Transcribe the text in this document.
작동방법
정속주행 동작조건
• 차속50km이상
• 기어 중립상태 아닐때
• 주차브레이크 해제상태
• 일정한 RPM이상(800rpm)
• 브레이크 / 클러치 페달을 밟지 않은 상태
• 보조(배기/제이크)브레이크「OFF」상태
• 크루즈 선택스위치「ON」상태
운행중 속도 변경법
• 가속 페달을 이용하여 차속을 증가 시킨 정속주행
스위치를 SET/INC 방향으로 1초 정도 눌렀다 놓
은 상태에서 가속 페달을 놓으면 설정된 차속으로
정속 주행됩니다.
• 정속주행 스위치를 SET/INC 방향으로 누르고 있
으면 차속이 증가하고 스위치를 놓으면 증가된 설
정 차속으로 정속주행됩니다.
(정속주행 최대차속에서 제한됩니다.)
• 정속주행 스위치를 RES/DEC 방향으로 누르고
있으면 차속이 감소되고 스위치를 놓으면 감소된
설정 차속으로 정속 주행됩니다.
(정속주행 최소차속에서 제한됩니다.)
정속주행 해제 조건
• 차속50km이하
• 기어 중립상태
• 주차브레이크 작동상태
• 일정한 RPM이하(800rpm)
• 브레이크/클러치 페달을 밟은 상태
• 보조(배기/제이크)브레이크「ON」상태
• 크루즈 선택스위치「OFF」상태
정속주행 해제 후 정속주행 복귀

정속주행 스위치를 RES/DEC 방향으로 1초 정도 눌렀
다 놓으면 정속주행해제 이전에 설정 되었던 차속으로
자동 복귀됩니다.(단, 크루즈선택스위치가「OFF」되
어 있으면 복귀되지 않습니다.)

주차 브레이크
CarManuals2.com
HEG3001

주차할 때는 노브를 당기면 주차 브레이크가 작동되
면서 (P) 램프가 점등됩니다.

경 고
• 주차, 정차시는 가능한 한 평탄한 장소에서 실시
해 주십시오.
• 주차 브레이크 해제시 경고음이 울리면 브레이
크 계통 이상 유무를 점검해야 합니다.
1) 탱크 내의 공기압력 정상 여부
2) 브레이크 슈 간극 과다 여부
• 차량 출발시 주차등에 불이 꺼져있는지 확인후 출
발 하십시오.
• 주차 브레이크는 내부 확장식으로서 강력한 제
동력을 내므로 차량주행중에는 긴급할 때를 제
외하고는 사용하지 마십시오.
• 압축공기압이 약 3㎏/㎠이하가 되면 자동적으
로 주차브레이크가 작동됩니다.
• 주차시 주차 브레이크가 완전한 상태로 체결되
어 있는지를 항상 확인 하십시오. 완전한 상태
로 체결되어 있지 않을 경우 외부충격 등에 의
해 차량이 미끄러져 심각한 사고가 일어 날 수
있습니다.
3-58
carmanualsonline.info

Goal
Copy every line from the entries that contains the word "제한됩니다".

Result of the task
(정속주행 최대차속에서 제한됩니다.)
(정속주행 최소차속에서 제한됩니다.)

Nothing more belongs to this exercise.